--- start ---
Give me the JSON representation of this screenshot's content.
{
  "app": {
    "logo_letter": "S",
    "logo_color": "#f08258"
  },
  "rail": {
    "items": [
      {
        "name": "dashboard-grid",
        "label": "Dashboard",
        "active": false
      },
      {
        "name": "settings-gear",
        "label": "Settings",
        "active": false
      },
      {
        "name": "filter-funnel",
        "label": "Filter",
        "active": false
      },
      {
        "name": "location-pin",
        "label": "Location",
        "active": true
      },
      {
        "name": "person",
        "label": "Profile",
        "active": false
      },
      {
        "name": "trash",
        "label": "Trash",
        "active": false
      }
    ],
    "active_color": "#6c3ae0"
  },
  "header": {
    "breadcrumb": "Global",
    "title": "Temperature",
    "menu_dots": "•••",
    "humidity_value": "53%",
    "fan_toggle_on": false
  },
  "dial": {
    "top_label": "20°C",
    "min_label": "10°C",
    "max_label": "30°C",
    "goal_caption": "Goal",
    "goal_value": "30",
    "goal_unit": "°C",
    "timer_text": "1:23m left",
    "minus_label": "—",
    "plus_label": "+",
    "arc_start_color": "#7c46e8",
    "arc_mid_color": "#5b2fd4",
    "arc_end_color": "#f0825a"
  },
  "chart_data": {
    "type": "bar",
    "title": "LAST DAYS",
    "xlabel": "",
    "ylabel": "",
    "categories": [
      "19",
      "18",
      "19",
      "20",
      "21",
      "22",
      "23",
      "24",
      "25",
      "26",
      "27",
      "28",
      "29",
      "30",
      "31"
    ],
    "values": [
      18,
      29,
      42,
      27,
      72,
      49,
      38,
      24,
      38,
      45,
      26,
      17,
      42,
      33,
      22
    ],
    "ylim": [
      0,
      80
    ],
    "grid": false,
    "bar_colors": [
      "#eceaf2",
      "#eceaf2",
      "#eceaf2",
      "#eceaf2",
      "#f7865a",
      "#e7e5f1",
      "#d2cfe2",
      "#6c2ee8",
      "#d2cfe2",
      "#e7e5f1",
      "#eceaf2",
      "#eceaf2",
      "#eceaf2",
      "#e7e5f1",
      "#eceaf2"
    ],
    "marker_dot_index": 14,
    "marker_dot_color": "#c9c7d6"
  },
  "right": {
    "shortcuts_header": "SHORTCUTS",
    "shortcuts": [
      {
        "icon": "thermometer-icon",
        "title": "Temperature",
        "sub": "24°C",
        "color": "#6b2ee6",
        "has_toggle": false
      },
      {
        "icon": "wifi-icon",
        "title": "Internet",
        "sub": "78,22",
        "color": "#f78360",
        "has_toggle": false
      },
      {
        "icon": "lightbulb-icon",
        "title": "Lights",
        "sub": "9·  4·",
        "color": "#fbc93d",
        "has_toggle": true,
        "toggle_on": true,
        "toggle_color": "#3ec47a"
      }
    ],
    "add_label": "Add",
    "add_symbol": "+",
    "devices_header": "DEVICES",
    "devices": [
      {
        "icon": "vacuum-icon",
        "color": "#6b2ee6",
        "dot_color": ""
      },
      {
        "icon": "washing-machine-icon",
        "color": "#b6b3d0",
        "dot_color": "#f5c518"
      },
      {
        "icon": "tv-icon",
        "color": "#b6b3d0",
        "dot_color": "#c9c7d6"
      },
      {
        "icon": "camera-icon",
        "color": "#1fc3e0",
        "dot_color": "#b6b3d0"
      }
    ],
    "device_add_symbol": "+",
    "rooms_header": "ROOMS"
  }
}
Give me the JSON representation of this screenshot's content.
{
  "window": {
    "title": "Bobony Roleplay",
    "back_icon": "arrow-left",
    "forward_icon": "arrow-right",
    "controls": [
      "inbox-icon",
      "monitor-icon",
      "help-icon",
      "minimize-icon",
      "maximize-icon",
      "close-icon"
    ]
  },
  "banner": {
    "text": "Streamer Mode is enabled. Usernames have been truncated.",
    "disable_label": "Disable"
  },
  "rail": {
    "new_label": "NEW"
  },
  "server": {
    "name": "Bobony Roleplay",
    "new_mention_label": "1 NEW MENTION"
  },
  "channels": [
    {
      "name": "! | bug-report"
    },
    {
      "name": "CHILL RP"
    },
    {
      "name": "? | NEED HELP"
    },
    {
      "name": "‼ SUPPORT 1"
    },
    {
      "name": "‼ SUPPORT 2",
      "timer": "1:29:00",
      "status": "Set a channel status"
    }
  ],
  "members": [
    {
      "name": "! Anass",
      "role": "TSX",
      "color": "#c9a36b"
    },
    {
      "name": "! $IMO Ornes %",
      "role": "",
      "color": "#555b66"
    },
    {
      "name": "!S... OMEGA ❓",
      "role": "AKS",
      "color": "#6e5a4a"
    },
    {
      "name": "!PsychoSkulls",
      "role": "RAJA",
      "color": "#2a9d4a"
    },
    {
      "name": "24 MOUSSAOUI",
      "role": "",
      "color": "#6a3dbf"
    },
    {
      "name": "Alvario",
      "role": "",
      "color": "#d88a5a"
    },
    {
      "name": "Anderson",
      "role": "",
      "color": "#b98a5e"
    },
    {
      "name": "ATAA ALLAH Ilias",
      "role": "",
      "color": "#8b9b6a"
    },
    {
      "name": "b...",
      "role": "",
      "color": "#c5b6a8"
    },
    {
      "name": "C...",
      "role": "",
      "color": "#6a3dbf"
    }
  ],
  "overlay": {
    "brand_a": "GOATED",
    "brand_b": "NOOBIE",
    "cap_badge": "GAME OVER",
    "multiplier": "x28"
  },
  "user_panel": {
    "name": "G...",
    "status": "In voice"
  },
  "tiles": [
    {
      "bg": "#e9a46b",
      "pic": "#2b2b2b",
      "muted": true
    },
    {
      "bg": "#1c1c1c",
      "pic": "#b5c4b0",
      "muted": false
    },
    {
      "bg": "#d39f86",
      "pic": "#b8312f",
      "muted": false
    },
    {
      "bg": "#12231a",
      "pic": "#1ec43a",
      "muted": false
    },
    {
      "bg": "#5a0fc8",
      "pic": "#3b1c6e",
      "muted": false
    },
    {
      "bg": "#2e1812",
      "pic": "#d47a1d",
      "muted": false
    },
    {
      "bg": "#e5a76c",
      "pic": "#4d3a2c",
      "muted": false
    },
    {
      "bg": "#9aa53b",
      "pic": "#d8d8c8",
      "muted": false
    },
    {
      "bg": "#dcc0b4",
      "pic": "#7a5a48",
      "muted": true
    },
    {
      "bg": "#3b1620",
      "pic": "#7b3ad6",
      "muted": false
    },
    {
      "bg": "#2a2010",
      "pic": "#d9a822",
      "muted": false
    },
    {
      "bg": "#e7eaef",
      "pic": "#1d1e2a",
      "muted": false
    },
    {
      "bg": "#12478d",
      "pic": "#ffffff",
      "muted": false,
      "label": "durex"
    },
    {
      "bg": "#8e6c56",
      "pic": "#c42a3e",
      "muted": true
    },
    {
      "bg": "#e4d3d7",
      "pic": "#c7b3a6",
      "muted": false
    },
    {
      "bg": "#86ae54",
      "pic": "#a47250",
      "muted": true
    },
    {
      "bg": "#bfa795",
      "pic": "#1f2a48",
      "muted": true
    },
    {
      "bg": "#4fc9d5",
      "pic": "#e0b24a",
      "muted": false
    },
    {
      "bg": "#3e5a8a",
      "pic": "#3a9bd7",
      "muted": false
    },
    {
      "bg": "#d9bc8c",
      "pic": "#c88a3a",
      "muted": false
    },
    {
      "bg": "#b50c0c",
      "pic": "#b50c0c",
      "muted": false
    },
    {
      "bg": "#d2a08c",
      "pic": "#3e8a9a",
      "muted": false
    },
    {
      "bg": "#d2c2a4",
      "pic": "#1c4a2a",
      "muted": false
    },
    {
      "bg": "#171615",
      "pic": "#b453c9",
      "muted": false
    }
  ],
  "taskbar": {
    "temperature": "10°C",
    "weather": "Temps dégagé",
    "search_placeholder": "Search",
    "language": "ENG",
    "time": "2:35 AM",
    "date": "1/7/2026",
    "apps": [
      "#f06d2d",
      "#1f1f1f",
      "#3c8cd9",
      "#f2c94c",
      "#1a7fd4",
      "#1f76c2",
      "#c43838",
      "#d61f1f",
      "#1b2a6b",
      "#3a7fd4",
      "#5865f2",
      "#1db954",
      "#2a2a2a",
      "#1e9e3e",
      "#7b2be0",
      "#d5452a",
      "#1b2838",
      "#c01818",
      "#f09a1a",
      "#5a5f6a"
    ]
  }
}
--- end ---
▶ [What is needed]:
Search the data for the word "Bobony" and copy each line where it appears.

▶ [The response]:
    "title": "Bobony Roleplay",
    "name": "Bobony Roleplay",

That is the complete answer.